--- Start of Entries supplied ---

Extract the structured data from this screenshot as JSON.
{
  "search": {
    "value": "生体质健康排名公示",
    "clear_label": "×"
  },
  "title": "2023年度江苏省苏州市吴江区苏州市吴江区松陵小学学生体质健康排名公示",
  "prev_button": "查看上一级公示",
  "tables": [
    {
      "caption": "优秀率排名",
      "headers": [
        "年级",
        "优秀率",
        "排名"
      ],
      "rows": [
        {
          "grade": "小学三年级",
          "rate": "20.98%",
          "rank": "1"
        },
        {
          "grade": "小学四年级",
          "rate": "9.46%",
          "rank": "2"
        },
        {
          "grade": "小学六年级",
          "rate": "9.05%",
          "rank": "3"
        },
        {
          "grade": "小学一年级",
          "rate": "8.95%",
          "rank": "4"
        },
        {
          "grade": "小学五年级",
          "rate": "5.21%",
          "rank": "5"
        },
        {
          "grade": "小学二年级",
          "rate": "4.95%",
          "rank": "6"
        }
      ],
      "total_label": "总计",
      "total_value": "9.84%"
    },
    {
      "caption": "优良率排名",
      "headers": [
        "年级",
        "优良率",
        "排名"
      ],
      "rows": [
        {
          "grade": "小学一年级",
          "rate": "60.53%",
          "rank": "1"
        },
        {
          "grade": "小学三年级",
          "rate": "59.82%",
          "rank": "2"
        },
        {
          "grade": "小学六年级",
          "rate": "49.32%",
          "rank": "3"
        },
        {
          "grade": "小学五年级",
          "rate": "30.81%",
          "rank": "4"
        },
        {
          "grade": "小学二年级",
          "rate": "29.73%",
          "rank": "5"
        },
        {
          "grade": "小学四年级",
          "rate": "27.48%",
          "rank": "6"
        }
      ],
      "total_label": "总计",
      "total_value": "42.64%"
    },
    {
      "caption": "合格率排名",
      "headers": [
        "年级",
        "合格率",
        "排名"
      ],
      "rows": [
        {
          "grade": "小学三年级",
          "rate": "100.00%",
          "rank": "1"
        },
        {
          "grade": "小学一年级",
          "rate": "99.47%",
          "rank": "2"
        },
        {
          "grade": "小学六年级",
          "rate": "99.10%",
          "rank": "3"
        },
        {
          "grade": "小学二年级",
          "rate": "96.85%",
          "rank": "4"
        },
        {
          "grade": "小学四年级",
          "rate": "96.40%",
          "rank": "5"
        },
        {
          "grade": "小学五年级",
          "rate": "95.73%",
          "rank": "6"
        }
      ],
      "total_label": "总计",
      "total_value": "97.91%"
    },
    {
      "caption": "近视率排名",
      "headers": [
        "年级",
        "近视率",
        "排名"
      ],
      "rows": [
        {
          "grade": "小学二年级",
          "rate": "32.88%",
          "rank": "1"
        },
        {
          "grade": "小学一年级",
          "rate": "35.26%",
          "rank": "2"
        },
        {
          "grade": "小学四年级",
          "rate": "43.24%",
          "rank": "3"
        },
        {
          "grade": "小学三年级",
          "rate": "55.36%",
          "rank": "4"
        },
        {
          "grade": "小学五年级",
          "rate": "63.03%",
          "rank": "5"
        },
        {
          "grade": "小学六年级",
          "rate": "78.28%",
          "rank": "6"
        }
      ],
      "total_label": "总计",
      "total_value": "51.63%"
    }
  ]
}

--- End of Entries supplied ---

→ Requirement
Return every line of the material exactly.

→ Response
Extract the structured data from this screenshot as JSON.
{
  "search": {
    "value": "生体质健康排名公示",
    "clear_label": "×"
  },
  "title": "2023年度江苏省苏州市吴江区苏州市吴江区松陵小学学生体质健康排名公示",
  "prev_button": "查看上一级公示",
  "tables": [
    {
      "caption": "优秀率排名",
      "headers": [
        "年级",
        "优秀率",
        "排名"
      ],
      "rows": [
        {
          "grade": "小学三年级",
          "rate": "20.98%",
          "rank": "1"
        },
        {
          "grade": "小学四年级",
          "rate": "9.46%",
          "rank": "2"
        },
        {
          "grade": "小学六年级",
          "rate": "9.05%",
          "rank": "3"
        },
        {
          "grade": "小学一年级",
          "rate": "8.95%",
          "rank": "4"
        },
        {
          "grade": "小学五年级",
          "rate": "5.21%",
          "rank": "5"
        },
        {
          "grade": "小学二年级",
          "rate": "4.95%",
          "rank": "6"
        }
      ],
      "total_label": "总计",
      "total_value": "9.84%"
    },
    {
      "caption": "优良率排名",
      "headers": [
        "年级",
        "优良率",
        "排名"
      ],
      "rows": [
        {
          "grade": "小学一年级",
          "rate": "60.53%",
          "rank": "1"
        },
        {
          "grade": "小学三年级",
          "rate": "59.82%",
          "rank": "2"
        },
        {
          "grade": "小学六年级",
          "rate": "49.32%",
          "rank": "3"
        },
        {
          "grade": "小学五年级",
          "rate": "30.81%",
          "rank": "4"
        },
        {
          "grade": "小学二年级",
          "rate": "29.73%",
          "rank": "5"
        },
        {
          "grade": "小学四年级",
          "rate": "27.48%",
          "rank": "6"
        }
      ],
      "total_label": "总计",
      "total_value": "42.64%"
    },
    {
      "caption": "合格率排名",
      "headers": [
        "年级",
        "合格率",
        "排名"
      ],
      "rows": [
        {
          "grade": "小学三年级",
          "rate": "100.00%",
          "rank": "1"
        },
        {
          "grade": "小学一年级",
          "rate": "99.47%",
          "rank": "2"
        },
        {
          "grade": "小学六年级",
          "rate": "99.10%",
          "rank": "3"
        },
        {
          "grade": "小学二年级",
          "rate": "96.85%",
          "rank": "4"
        },
        {
          "grade": "小学四年级",
          "rate": "96.40%",
          "rank": "5"
        },
        {
          "grade": "小学五年级",
          "rate": "95.73%",
          "rank": "6"
        }
      ],
      "total_label": "总计",
      "total_value": "97.91%"
    },
    {
      "caption": "近视率排名",
      "headers": [
        "年级",
        "近视率",
        "排名"
      ],
      "rows": [
        {
          "grade": "小学二年级",
          "rate": "32.88%",
          "rank": "1"
        },
        {
          "grade": "小学一年级",
          "rate": "35.26%",
          "rank": "2"
        },
        {
          "grade": "小学四年级",
          "rate": "43.24%",
          "rank": "3"
        },
        {
          "grade": "小学三年级",
          "rate": "55.36%",
          "rank": "4"
        },
        {
          "grade": "小学五年级",
          "rate": "63.03%",
          "rank": "5"
        },
        {
          "grade": "小学六年级",
          "rate": "78.28%",
          "rank": "6"
        }
      ],
      "total_label": "总计",
      "total_value": "51.63%"
    }
  ]
}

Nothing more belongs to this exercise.